▸ DESCRIPTION OF THE TASK: Lines that hold the word "hager" should be located and copied.

Stored data:
*****

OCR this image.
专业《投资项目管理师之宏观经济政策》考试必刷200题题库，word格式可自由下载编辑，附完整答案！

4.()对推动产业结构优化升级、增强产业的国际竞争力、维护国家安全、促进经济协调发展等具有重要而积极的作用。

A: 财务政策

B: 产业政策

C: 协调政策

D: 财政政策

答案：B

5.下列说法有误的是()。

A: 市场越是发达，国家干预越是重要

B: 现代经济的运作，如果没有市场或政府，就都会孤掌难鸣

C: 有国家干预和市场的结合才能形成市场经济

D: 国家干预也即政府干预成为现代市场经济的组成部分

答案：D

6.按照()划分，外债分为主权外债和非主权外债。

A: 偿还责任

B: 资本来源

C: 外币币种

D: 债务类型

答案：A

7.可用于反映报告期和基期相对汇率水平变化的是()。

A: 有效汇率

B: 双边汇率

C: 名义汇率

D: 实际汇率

*****

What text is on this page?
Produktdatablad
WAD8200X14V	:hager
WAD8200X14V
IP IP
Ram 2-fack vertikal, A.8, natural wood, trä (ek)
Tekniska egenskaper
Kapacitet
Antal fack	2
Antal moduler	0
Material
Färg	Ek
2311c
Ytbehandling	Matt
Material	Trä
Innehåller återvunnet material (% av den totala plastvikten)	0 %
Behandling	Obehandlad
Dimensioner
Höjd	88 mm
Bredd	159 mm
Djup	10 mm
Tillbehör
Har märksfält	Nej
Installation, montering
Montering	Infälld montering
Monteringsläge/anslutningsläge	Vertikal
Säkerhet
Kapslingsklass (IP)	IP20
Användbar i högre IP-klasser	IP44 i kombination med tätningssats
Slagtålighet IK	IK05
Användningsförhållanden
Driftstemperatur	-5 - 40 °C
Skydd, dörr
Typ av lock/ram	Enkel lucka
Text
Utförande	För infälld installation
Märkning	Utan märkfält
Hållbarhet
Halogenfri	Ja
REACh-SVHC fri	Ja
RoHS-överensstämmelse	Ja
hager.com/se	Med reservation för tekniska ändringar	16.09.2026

*****

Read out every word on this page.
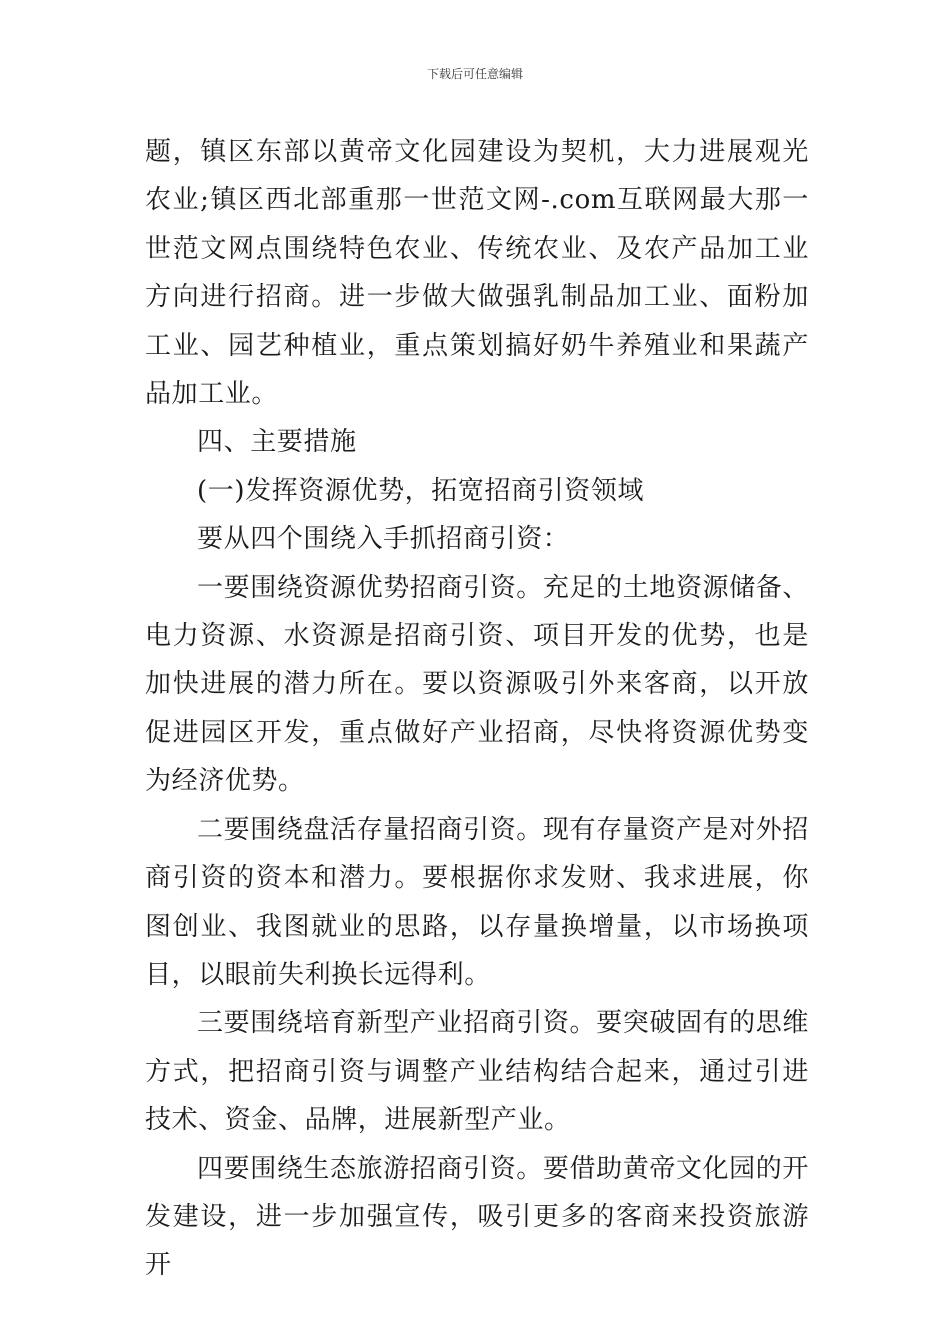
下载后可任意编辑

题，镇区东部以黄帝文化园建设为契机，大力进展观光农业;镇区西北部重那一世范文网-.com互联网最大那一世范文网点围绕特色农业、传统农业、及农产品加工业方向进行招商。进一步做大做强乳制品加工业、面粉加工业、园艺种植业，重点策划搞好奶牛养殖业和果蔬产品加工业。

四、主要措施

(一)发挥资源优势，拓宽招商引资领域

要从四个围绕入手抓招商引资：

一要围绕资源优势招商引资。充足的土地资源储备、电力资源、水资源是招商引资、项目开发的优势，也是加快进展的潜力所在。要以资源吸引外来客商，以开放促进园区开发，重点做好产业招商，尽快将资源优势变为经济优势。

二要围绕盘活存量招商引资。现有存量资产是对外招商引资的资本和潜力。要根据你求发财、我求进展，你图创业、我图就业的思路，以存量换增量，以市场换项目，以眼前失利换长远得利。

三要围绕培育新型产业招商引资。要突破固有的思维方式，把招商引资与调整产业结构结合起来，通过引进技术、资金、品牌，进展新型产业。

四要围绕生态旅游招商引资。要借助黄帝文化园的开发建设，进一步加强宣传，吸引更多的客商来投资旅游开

*****

▸ THE OUTPUT:
WAD8200X14V	:hager
hager.com/se	Med reservation för tekniska ändringar	16.09.2026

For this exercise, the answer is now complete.